▸ **What to work on**: Which lines in the records below contain the string "polarity"? List each of those lines in full, treating uppercase and lowercase as different.

▸ **Dataset excerpts**:
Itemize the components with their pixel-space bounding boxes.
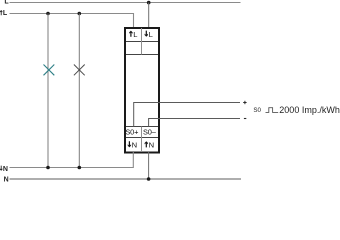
wire up-L bus with corner down into meter bbox=[10, 14, 134, 29]
net label up-L bbox=[0, 10, 8, 17]
terminal label up-L bbox=[129, 30, 137, 39]
wire L bus bbox=[10, 2, 241, 4]
svg-text:2000 Imp./kWh: 2000 Imp./kWh bbox=[279, 105, 340, 115]
svg-text:L: L bbox=[133, 30, 137, 39]
meter box outline U1 bbox=[125, 28, 159, 153]
load branch wire 1 bbox=[47, 14, 49, 168]
terminal label up-N bbox=[145, 140, 154, 149]
wire from L junction down to meter terminal down-L bbox=[148, 3, 150, 29]
meter inner horizontal line between S0 and N rows bbox=[126, 137, 158, 139]
svg-text:N: N bbox=[3, 166, 8, 173]
annotation pulse symbol bbox=[266, 108, 279, 113]
wire from meter up-N terminal down to N bus bbox=[148, 152, 150, 179]
wire down-N bus with corner up into meter bbox=[10, 152, 134, 168]
junction dot on down-N at first branch bbox=[46, 166, 50, 170]
junction dot on N bus bbox=[147, 177, 151, 181]
wire S0- output bbox=[149, 119, 240, 127]
junction dot on L bus bbox=[147, 1, 151, 5]
terminal label down-N bbox=[128, 140, 137, 149]
wire S0+ output bbox=[134, 103, 240, 127]
svg-text:N: N bbox=[149, 140, 154, 149]
load branch wire 2 bbox=[78, 14, 80, 168]
load X mark 1 (teal) bbox=[44, 65, 55, 76]
meter vertical divider bottom section bbox=[141, 127, 143, 153]
junction dot on up-L at first branch bbox=[46, 12, 50, 16]
terminal label down-L bbox=[145, 30, 153, 39]
net label down-N bbox=[0, 166, 8, 173]
meter vertical divider top section bbox=[141, 28, 143, 55]
svg-text:S0–: S0– bbox=[143, 128, 157, 137]
svg-text:N: N bbox=[132, 140, 137, 149]
junction dot on up-L at second branch bbox=[78, 12, 82, 16]
svg-text:N: N bbox=[4, 177, 9, 184]
svg-text:L: L bbox=[4, 0, 9, 5]
junction dot on down-N at second branch bbox=[78, 166, 82, 170]
wire N bus bbox=[10, 178, 242, 180]
load X mark 2 (dark) bbox=[74, 65, 85, 76]
svg-text:L: L bbox=[3, 10, 8, 17]
meter inner horizontal line top of S0 row bbox=[126, 126, 158, 128]
polarity mark minus bbox=[244, 118, 246, 120]
svg-text:L: L bbox=[149, 30, 153, 39]
svg-text:S0: S0 bbox=[253, 107, 261, 114]
meter inner horizontal line under L terminals bbox=[126, 41, 158, 43]
meter inner horizontal line second bbox=[126, 54, 158, 56]
polarity mark plus bbox=[243, 101, 246, 104]
svg-text:S0+: S0+ bbox=[125, 128, 138, 137]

▸ **Response**:
polarity mark minus bbox=[244, 118, 246, 120]
polarity mark plus bbox=[243, 101, 246, 104]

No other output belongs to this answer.